Go through the listing below and list every line with "label".
-- start Raw data --
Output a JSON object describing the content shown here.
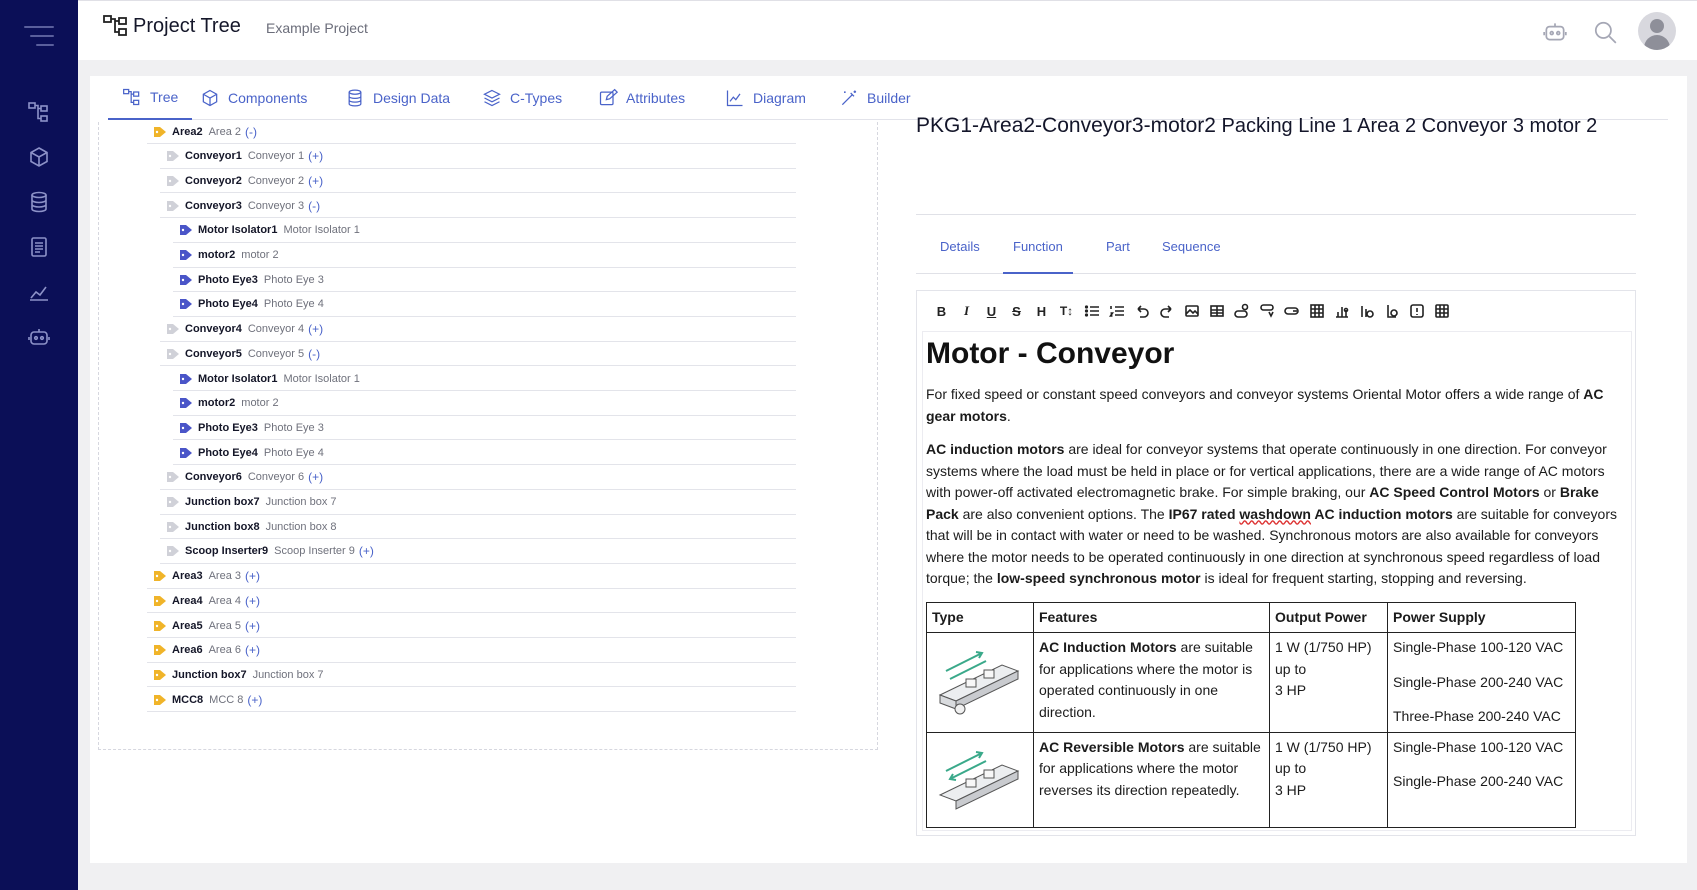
{
  "header": {
    "app_title": "Project Tree",
    "project_name": "Example Project",
    "icons": [
      "tree-logo-icon",
      "robot-icon",
      "search-icon",
      "user-avatar"
    ]
  },
  "sidebar": {
    "icons": [
      "menu-icon",
      "tree-icon",
      "cube-icon",
      "database-icon",
      "document-icon",
      "chart-icon",
      "robot-icon"
    ]
  },
  "tabs": [
    {
      "label": "Tree",
      "icon": "tree-icon",
      "active": true
    },
    {
      "label": "Components",
      "icon": "cube-icon"
    },
    {
      "label": "Design Data",
      "icon": "database-icon"
    },
    {
      "label": "C-Types",
      "icon": "layers-icon"
    },
    {
      "label": "Attributes",
      "icon": "edit-icon"
    },
    {
      "label": "Diagram",
      "icon": "chart-icon"
    },
    {
      "label": "Builder",
      "icon": "wand-icon"
    }
  ],
  "tree": [
    {
      "name": "Area2",
      "desc": "Area 2",
      "toggle": "(-)",
      "tag": "orange"
    },
    {
      "name": "Conveyor1",
      "desc": "Conveyor 1",
      "toggle": "(+)",
      "tag": "grey"
    },
    {
      "name": "Conveyor2",
      "desc": "Conveyor 2",
      "toggle": "(+)",
      "tag": "grey"
    },
    {
      "name": "Conveyor3",
      "desc": "Conveyor 3",
      "toggle": "(-)",
      "tag": "grey"
    },
    {
      "name": "Motor Isolator1",
      "desc": "Motor Isolator 1",
      "toggle": "",
      "tag": "blue"
    },
    {
      "name": "motor2",
      "desc": "motor 2",
      "toggle": "",
      "tag": "blue"
    },
    {
      "name": "Photo Eye3",
      "desc": "Photo Eye 3",
      "toggle": "",
      "tag": "blue"
    },
    {
      "name": "Photo Eye4",
      "desc": "Photo Eye 4",
      "toggle": "",
      "tag": "blue"
    },
    {
      "name": "Conveyor4",
      "desc": "Conveyor 4",
      "toggle": "(+)",
      "tag": "grey"
    },
    {
      "name": "Conveyor5",
      "desc": "Conveyor 5",
      "toggle": "(-)",
      "tag": "grey"
    },
    {
      "name": "Motor Isolator1",
      "desc": "Motor Isolator 1",
      "toggle": "",
      "tag": "blue"
    },
    {
      "name": "motor2",
      "desc": "motor 2",
      "toggle": "",
      "tag": "blue"
    },
    {
      "name": "Photo Eye3",
      "desc": "Photo Eye 3",
      "toggle": "",
      "tag": "blue"
    },
    {
      "name": "Photo Eye4",
      "desc": "Photo Eye 4",
      "toggle": "",
      "tag": "blue"
    },
    {
      "name": "Conveyor6",
      "desc": "Conveyor 6",
      "toggle": "(+)",
      "tag": "grey"
    },
    {
      "name": "Junction box7",
      "desc": "Junction box 7",
      "toggle": "",
      "tag": "grey"
    },
    {
      "name": "Junction box8",
      "desc": "Junction box 8",
      "toggle": "",
      "tag": "grey"
    },
    {
      "name": "Scoop Inserter9",
      "desc": "Scoop Inserter 9",
      "toggle": "(+)",
      "tag": "grey"
    },
    {
      "name": "Area3",
      "desc": "Area 3",
      "toggle": "(+)",
      "tag": "orange"
    },
    {
      "name": "Area4",
      "desc": "Area 4",
      "toggle": "(+)",
      "tag": "orange"
    },
    {
      "name": "Area5",
      "desc": "Area 5",
      "toggle": "(+)",
      "tag": "orange"
    },
    {
      "name": "Area6",
      "desc": "Area 6",
      "toggle": "(+)",
      "tag": "orange"
    },
    {
      "name": "Junction box7",
      "desc": "Junction box 7",
      "toggle": "",
      "tag": "orange"
    },
    {
      "name": "MCC8",
      "desc": "MCC 8",
      "toggle": "(+)",
      "tag": "orange"
    }
  ],
  "detail": {
    "code": "PKG1-Area2-Conveyor3-motor2",
    "description": "Packing Line 1 Area 2 Conveyor 3 motor 2",
    "subtabs": [
      "Details",
      "Function",
      "Part",
      "Sequence"
    ],
    "active_subtab": "Function",
    "toolbar": [
      "B",
      "I",
      "U",
      "S",
      "H",
      "T↕",
      "bullet-list-icon",
      "numbered-list-icon",
      "undo-icon",
      "redo-icon",
      "image-icon",
      "table-icon",
      "insert-icon",
      "insert-icon",
      "insert-icon",
      "grid-icon",
      "chart-icon",
      "chart-icon",
      "tag-icon",
      "info-icon",
      "table-edit-icon"
    ],
    "heading": "Motor - Conveyor",
    "p1_a": "For fixed speed or constant speed conveyors and conveyor systems Oriental Motor offers a wide range of ",
    "p1_b": "AC gear motors",
    "p1_c": ".",
    "p2": {
      "s1": "AC induction motors",
      "s2": " are ideal for conveyor systems that operate continuously in one direction. For conveyor systems where the load must be held in place or for vertical applications, there are a wide range of AC motors with power-off activated electromagnetic brake. For simple braking, our ",
      "s3": "AC Speed Control Motors",
      "s4": " or ",
      "s5": "Brake Pack",
      "s6": " are also convenient options. The ",
      "s7": "IP67 rated ",
      "s8": "washdown",
      "s9": " AC induction motors",
      "s10": " are suitable for conveyors that will be in contact with water or need to be washed. Synchronous motors are also available for conveyors where the motor needs to be operated continuously in one direction at synchronous speed regardless of load torque; the ",
      "s11": "low-speed synchronous motor",
      "s12": " is ideal for frequent starting, stopping and reversing."
    },
    "table": {
      "headers": [
        "Type",
        "Features",
        "Output Power",
        "Power Supply"
      ],
      "rows": [
        {
          "feature_bold": "AC Induction Motors",
          "feature_rest": " are suitable for applications where the motor is operated continuously in one direction.",
          "power": [
            "1 W (1/750 HP)",
            "up to",
            "3 HP"
          ],
          "supply": [
            "Single-Phase 100-120 VAC",
            "Single-Phase 200-240 VAC",
            "Three-Phase 200-240 VAC"
          ]
        },
        {
          "feature_bold": "AC Reversible Motors",
          "feature_rest": " are suitable for applications where the motor reverses its direction repeatedly.",
          "power": [
            "1 W (1/750 HP)",
            "up to",
            "3 HP"
          ],
          "supply": [
            "Single-Phase 100-120 VAC",
            "Single-Phase 200-240 VAC"
          ]
        }
      ]
    }
  },
  "colors": {
    "sidebar": "#0b0f57",
    "accent": "#4a63c9",
    "tag_orange": "#f0b429",
    "tag_blue": "#4a55c8",
    "tag_grey": "#d0d1d8",
    "conveyor_arrow": "#3aa98a"
  }
}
-- end Raw data --
**Exercise answer**:
      "label": "Tree",
      "label": "Components",
      "label": "Design Data",
      "label": "C-Types",
      "label": "Attributes",
      "label": "Diagram",
      "label": "Builder",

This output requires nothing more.